PROBLEMA PROPOSTO 1
De acordo com o trecho do texto, que jornal Gabrielle de Tricaud lia em lugar do jornal local?

TRECHO DO TEXTO
........
As relações que Gabrielle de
Tricaud estabelecia naturalmente entre patrões e empregados denotavam
inegavelmente a segurança de uma aristocrata, mas além disso ela era a
caricatura de um passado que terminara. Embora a Revolução tivesse ocorrido
mais de um século antes, ela considerava que a república era um estado passageiro
em vez de uma mudança radical. Desde 1789 a França conhecera, intermitentemente,
o retorno à realeza dos Bourbons e da família de Orléans, assim como dois
impérios bonapartistas. Só uma disputa sobre a escolha de uma bandeira travou o
retorno da monarquia no final do século, quando a brecha cavada entre
legitimistas e orleanistas foi preenchida pelo pretendente ao trono, conde de
Chambord.
Os
casamentos de conveniência, destinados a proteger bens e títulos, tinham
salvado regularmente as famílias nobres quase arruinadas pelo Terror. Suas
fortunas eram assim restauradas graças aos novos ricos da burguesia industrial,
que podiam oferecer a si mesmos uma aliança aristocrática.
Aos
olhos da nobreza provinciana, a queda da democracia era apenas uma questão de
tempo. Na época do nascimento de Antoine, a República se dilacerava, levada
pelos turbilhões da polêmica sobre o capitão judeu André Dreyfus. Apoiada pela
igreja católica, a aristocracia, despojada de sua autoridade hereditária, viu
nesse escândalo a prova de que uma assembléia popular só podia se autodestruir.
Passara-se bastante tempo e os excessos dos Bourbons tinham sido esquecidos,
restando apenas suas glórias.
A castelã
de Saint-Maurice era reacionária por instinto, orgulhosa dos seus vínculos com
o Antigo Regime, e escolhia amigos que tivessem as mesmas opiniões. Recusava-se
a ler o jornal local, Le Progrès cie Lyon, que considerava muito vanguardista,
lendo em seu lugar Le Nouvelliste, folha pró-monarquista, suscitando assim
indiretamente em seus sobrinhos-netos e netas uma inclinação pela monarquia que
Simone e Gabrielle conservarão durante toda a vida.
Ela
estava totalmente convencida de que possuía um direito hereditário para mandar.
........
Registros de onde aparecem os elementos

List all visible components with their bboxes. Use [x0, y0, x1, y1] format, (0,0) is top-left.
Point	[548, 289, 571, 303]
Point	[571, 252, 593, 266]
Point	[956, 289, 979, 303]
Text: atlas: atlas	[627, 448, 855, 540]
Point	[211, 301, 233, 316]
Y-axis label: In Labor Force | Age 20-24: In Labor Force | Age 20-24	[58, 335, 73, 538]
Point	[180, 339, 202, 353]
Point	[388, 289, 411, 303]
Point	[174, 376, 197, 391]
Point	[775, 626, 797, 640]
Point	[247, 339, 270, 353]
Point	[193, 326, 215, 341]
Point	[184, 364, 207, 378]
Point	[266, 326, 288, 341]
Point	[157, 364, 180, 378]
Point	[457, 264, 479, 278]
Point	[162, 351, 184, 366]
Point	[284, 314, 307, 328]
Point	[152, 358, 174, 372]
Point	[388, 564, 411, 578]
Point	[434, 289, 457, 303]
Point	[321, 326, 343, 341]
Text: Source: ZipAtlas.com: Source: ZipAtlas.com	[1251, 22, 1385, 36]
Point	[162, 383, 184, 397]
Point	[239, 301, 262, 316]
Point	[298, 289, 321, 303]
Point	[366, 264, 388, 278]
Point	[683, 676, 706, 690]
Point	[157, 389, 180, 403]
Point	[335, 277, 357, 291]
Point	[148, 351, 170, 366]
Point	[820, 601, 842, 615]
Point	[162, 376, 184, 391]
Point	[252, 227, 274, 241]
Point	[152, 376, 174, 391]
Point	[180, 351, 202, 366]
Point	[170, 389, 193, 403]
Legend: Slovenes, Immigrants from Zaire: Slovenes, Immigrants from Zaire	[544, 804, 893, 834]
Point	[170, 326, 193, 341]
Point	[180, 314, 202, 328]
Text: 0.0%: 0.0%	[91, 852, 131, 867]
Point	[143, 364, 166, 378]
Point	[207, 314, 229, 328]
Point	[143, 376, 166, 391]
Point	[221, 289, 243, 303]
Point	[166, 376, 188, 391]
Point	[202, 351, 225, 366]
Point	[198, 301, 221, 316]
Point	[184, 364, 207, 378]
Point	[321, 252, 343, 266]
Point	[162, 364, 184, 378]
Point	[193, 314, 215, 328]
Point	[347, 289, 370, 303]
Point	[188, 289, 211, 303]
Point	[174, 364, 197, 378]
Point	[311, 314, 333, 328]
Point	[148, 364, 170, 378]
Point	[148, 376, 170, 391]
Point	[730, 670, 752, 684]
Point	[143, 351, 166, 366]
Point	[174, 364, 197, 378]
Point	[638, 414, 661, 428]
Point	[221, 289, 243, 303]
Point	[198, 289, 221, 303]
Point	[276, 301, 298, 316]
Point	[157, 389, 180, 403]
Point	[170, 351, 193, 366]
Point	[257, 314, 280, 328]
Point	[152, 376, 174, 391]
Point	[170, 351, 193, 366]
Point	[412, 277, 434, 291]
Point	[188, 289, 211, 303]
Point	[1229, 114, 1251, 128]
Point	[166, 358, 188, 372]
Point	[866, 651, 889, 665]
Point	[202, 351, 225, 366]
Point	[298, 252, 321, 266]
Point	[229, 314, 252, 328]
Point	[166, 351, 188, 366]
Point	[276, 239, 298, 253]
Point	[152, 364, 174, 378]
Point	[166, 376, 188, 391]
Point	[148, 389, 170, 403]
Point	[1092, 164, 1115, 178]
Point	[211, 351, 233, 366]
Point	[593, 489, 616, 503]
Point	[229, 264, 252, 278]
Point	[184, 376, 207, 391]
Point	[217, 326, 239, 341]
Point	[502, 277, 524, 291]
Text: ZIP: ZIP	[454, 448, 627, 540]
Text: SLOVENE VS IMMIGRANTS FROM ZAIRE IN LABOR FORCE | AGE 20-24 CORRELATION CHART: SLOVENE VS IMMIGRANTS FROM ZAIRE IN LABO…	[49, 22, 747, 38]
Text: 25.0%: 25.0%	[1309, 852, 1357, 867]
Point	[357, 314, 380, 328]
........
PROBLEMA PROPOSTO 2
Reproduza fielmente as linhas dos registros, desde o início deles até a linha que contém "326, 343, 341]", incluindo ambas as extremidades.

RESPOSTA COMPLETA 1
Le Nouvelliste, uma folha pró-monarquista.

RESPOSTA COMPLETA 2
List all visible components with their bboxes. Use [x0, y0, x1, y1] format, (0,0) is top-left.
Point	[548, 289, 571, 303]
Point	[571, 252, 593, 266]
Point	[956, 289, 979, 303]
Text: atlas: atlas	[627, 448, 855, 540]
Point	[211, 301, 233, 316]
Y-axis label: In Labor Force | Age 20-24: In Labor Force | Age 20-24	[58, 335, 73, 538]
Point	[180, 339, 202, 353]
Point	[388, 289, 411, 303]
Point	[174, 376, 197, 391]
Point	[775, 626, 797, 640]
Point	[247, 339, 270, 353]
Point	[193, 326, 215, 341]
Point	[184, 364, 207, 378]
Point	[266, 326, 288, 341]
Point	[157, 364, 180, 378]
Point	[457, 264, 479, 278]
Point	[162, 351, 184, 366]
Point	[284, 314, 307, 328]
Point	[152, 358, 174, 372]
Point	[388, 564, 411, 578]
Point	[434, 289, 457, 303]
Point	[321, 326, 343, 341]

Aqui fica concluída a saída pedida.